*DATASET*

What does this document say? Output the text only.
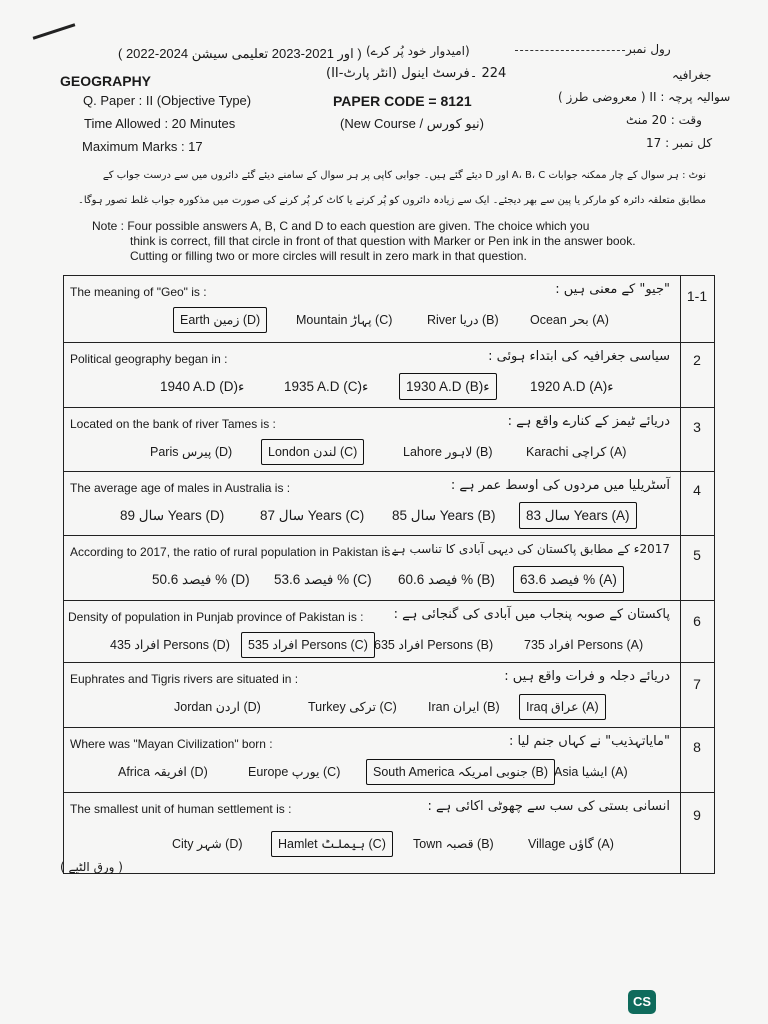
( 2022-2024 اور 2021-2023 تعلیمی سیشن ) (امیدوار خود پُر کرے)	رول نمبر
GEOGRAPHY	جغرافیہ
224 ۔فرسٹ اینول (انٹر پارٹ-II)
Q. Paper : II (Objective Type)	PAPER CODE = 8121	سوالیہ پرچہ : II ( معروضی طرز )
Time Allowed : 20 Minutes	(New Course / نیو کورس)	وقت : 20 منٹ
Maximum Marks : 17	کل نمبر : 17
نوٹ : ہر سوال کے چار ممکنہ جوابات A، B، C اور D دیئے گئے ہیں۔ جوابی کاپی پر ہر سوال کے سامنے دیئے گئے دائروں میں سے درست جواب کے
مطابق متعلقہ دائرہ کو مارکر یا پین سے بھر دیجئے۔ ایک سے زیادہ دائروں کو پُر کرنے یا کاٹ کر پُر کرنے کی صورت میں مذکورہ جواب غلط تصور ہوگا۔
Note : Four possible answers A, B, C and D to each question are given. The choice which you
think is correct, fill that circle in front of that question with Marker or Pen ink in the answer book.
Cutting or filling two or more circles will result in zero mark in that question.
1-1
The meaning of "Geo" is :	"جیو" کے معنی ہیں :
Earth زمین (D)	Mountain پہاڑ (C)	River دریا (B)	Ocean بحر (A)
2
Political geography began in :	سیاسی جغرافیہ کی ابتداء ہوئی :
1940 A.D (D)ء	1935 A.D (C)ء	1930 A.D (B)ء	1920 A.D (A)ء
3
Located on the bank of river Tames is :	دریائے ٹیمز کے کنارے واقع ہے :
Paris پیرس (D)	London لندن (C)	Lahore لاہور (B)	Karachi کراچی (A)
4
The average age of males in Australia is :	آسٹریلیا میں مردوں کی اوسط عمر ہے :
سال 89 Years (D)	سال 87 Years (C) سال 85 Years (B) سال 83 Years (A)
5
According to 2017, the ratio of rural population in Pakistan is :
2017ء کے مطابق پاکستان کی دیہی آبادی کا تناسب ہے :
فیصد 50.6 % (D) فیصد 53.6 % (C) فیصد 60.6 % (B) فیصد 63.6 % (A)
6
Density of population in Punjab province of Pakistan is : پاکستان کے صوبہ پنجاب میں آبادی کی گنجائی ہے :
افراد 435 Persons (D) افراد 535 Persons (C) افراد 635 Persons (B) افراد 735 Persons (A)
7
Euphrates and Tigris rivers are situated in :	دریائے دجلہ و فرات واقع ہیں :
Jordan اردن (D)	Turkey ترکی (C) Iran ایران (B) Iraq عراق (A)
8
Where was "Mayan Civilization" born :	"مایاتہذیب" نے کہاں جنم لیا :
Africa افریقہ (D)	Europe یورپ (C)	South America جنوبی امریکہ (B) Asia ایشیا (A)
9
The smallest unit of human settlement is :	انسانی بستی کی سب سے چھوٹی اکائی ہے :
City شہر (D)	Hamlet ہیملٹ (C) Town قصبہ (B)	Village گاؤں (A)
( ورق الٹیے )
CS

*SHORT PROBLEM*
Leaving the pictures aside, transcribe the entire listing exactly.

*TASK OUTPUT*
What does this document say? Output the text only.
( 2022-2024 اور 2021-2023 تعلیمی سیشن ) (امیدوار خود پُر کرے)	رول نمبر
GEOGRAPHY	جغرافیہ
224 ۔فرسٹ اینول (انٹر پارٹ-II)
Q. Paper : II (Objective Type)	PAPER CODE = 8121	سوالیہ پرچہ : II ( معروضی طرز )
Time Allowed : 20 Minutes	(New Course / نیو کورس)	وقت : 20 منٹ
Maximum Marks : 17	کل نمبر : 17
نوٹ : ہر سوال کے چار ممکنہ جوابات A، B، C اور D دیئے گئے ہیں۔ جوابی کاپی پر ہر سوال کے سامنے دیئے گئے دائروں میں سے درست جواب کے
مطابق متعلقہ دائرہ کو مارکر یا پین سے بھر دیجئے۔ ایک سے زیادہ دائروں کو پُر کرنے یا کاٹ کر پُر کرنے کی صورت میں مذکورہ جواب غلط تصور ہوگا۔
Note : Four possible answers A, B, C and D to each question are given. The choice which you
think is correct, fill that circle in front of that question with Marker or Pen ink in the answer book.
Cutting or filling two or more circles will result in zero mark in that question.
1-1
The meaning of "Geo" is :	"جیو" کے معنی ہیں :
Earth زمین (D)	Mountain پہاڑ (C)	River دریا (B)	Ocean بحر (A)
2
Political geography began in :	سیاسی جغرافیہ کی ابتداء ہوئی :
1940 A.D (D)ء	1935 A.D (C)ء	1930 A.D (B)ء	1920 A.D (A)ء
3
Located on the bank of river Tames is :	دریائے ٹیمز کے کنارے واقع ہے :
Paris پیرس (D)	London لندن (C)	Lahore لاہور (B)	Karachi کراچی (A)
4
The average age of males in Australia is :	آسٹریلیا میں مردوں کی اوسط عمر ہے :
سال 89 Years (D)	سال 87 Years (C) سال 85 Years (B) سال 83 Years (A)
5
According to 2017, the ratio of rural population in Pakistan is :
2017ء کے مطابق پاکستان کی دیہی آبادی کا تناسب ہے :
فیصد 50.6 % (D) فیصد 53.6 % (C) فیصد 60.6 % (B) فیصد 63.6 % (A)
6
Density of population in Punjab province of Pakistan is : پاکستان کے صوبہ پنجاب میں آبادی کی گنجائی ہے :
افراد 435 Persons (D) افراد 535 Persons (C) افراد 635 Persons (B) افراد 735 Persons (A)
7
Euphrates and Tigris rivers are situated in :	دریائے دجلہ و فرات واقع ہیں :
Jordan اردن (D)	Turkey ترکی (C) Iran ایران (B) Iraq عراق (A)
8
Where was "Mayan Civilization" born :	"مایاتہذیب" نے کہاں جنم لیا :
Africa افریقہ (D)	Europe یورپ (C)	South America جنوبی امریکہ (B) Asia ایشیا (A)
9
The smallest unit of human settlement is :	انسانی بستی کی سب سے چھوٹی اکائی ہے :
City شہر (D)	Hamlet ہیملٹ (C) Town قصبہ (B)	Village گاؤں (A)
( ورق الٹیے )
CS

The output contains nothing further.